> _WORK REQUIRED_
Set the data down again, exactly as it reads, but without the pictures.

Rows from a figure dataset
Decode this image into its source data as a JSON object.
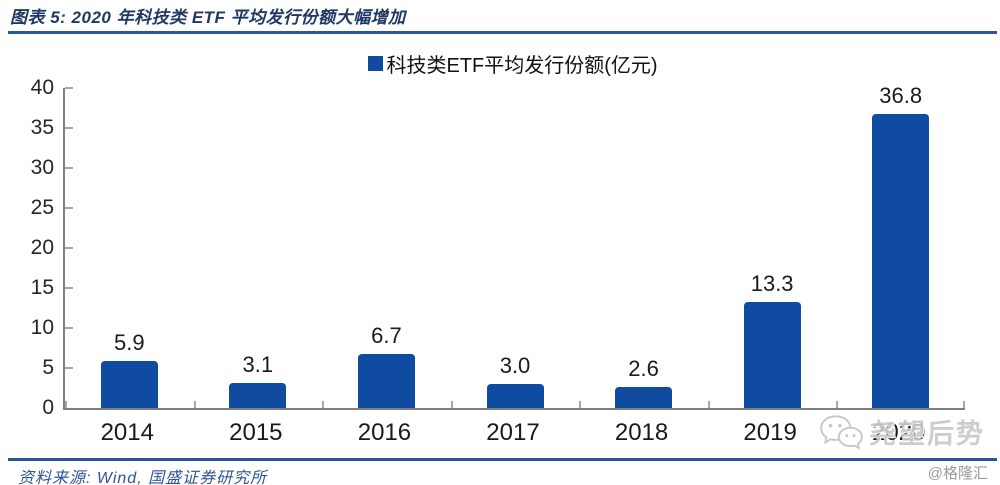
{
  "figure": {
    "title": "图表 5: 2020 年科技类 ETF 平均发行份额大幅增加",
    "source": "资料来源: Wind, 国盛证券研究所",
    "watermark": {
      "wechat_name": "尧望后势",
      "site_credit": "@格隆汇",
      "icon": "wechat-icon"
    },
    "colors": {
      "bar": "#0E4BA1",
      "rule": "#2B579A",
      "title_text": "#1F3864",
      "source_text": "#2E5597",
      "axis_line": "#808080",
      "watermark_gray": "#c9c9c9"
    }
  },
  "chart_data": {
    "type": "bar",
    "title": "",
    "categories": [
      "2014",
      "2015",
      "2016",
      "2017",
      "2018",
      "2019",
      "2020"
    ],
    "values": [
      5.9,
      3.1,
      6.7,
      3.0,
      2.6,
      13.3,
      36.8
    ],
    "legend": [
      "科技类ETF平均发行份额(亿元)"
    ],
    "legend_position": "top-center",
    "xlabel": "",
    "ylabel": "",
    "ylim": [
      0,
      40
    ],
    "ytick_step": 5,
    "yticks": [
      0,
      5,
      10,
      15,
      20,
      25,
      30,
      35,
      40
    ],
    "grid": false,
    "value_labels": true
  }
}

> _SOLUTION TO THIS TASK_
Decode this image into its source data as a JSON object.
{
  "figure": {
    "title": "图表 5: 2020 年科技类 ETF 平均发行份额大幅增加",
    "source": "资料来源: Wind, 国盛证券研究所",
    "watermark": {
      "wechat_name": "尧望后势",
      "site_credit": "@格隆汇",
      "icon": "wechat-icon"
    },
    "colors": {
      "bar": "#0E4BA1",
      "rule": "#2B579A",
      "title_text": "#1F3864",
      "source_text": "#2E5597",
      "axis_line": "#808080",
      "watermark_gray": "#c9c9c9"
    }
  },
  "chart_data": {
    "type": "bar",
    "title": "",
    "categories": [
      "2014",
      "2015",
      "2016",
      "2017",
      "2018",
      "2019",
      "2020"
    ],
    "values": [
      5.9,
      3.1,
      6.7,
      3.0,
      2.6,
      13.3,
      36.8
    ],
    "legend": [
      "科技类ETF平均发行份额(亿元)"
    ],
    "legend_position": "top-center",
    "xlabel": "",
    "ylabel": "",
    "ylim": [
      0,
      40
    ],
    "ytick_step": 5,
    "yticks": [
      0,
      5,
      10,
      15,
      20,
      25,
      30,
      35,
      40
    ],
    "grid": false,
    "value_labels": true
  }
}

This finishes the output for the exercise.